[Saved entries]

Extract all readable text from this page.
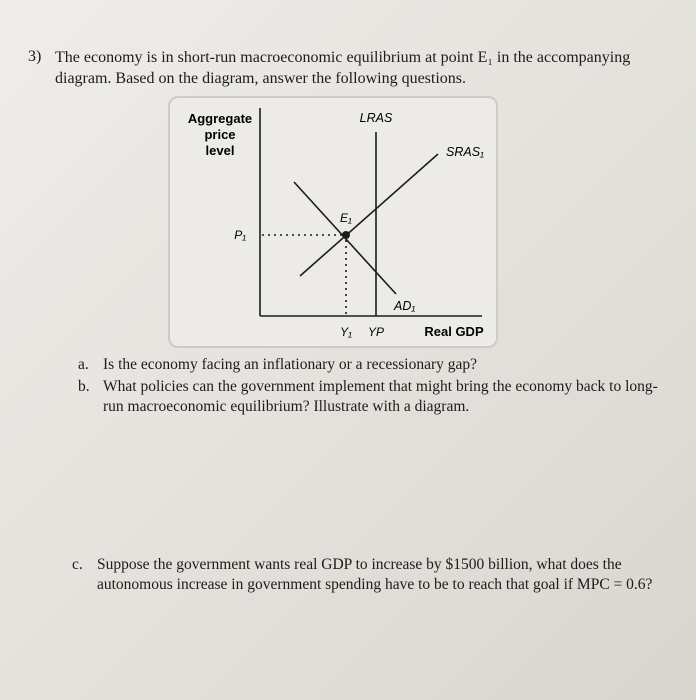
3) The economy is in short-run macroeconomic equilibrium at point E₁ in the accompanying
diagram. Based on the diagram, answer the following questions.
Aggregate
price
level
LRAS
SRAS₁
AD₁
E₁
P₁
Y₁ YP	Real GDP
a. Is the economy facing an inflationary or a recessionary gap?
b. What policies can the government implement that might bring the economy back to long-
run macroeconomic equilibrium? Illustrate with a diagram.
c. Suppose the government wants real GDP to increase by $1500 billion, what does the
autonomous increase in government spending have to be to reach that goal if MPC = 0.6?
--
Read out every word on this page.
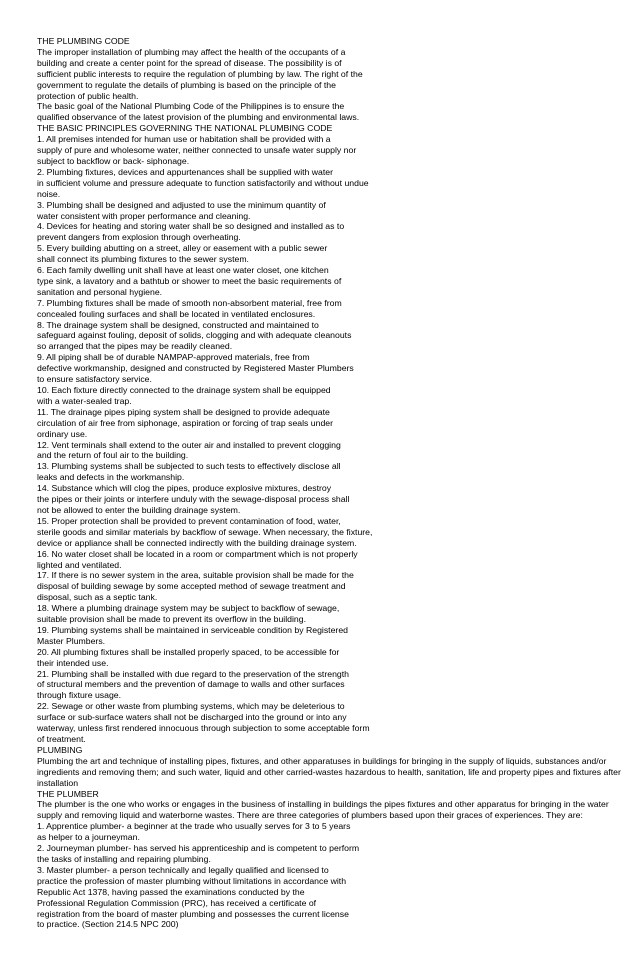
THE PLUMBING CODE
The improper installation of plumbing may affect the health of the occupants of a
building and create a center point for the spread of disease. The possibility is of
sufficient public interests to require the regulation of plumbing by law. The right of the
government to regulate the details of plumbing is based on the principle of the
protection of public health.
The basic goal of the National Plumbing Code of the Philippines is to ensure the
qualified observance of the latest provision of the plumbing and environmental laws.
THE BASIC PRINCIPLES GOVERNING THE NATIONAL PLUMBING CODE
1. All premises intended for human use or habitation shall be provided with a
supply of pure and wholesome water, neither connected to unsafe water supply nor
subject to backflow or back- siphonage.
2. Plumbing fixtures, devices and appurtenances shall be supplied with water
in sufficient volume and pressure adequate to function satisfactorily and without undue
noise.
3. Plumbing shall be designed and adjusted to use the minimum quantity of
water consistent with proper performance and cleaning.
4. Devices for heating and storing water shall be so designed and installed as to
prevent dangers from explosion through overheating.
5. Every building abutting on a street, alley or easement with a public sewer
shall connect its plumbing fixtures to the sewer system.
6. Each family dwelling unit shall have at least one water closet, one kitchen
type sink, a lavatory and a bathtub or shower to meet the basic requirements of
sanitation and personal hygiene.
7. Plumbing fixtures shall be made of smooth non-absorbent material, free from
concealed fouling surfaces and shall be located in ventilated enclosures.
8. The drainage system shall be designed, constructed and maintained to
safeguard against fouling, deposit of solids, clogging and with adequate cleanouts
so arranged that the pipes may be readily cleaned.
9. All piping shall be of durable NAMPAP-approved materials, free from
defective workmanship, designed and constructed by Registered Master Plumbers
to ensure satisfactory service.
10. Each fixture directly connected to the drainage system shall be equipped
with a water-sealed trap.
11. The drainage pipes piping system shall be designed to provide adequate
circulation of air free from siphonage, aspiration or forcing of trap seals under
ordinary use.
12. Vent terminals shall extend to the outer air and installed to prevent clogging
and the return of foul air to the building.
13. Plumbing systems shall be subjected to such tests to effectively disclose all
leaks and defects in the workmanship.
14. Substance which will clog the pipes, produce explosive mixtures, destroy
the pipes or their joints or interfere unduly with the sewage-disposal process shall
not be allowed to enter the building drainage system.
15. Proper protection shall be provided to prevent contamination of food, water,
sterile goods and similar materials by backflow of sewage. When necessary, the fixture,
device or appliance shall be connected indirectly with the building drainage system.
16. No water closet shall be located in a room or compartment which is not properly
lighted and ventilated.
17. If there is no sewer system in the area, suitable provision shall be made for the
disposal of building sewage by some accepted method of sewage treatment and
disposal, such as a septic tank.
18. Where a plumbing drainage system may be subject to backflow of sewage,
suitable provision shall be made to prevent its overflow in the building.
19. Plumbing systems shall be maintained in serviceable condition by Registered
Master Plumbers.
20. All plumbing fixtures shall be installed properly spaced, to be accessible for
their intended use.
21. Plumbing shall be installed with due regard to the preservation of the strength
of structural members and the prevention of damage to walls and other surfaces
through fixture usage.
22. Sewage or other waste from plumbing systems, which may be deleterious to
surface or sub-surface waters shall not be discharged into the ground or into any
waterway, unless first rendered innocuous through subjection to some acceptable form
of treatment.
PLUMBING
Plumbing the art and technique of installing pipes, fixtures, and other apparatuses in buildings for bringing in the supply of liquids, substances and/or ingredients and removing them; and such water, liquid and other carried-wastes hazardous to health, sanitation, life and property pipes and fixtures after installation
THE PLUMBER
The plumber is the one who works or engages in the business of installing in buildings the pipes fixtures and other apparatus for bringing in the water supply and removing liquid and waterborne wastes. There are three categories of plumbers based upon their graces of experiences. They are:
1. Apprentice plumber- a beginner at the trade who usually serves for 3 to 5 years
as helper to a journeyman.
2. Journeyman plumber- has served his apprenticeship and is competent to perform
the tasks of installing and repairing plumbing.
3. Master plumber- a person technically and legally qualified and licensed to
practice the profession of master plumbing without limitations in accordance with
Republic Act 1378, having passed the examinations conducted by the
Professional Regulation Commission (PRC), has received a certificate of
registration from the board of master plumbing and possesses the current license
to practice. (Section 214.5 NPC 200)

| Task brief |
Of the lines above, how many include the word "fouling"? Reply with the number alone.

| Correct output |
2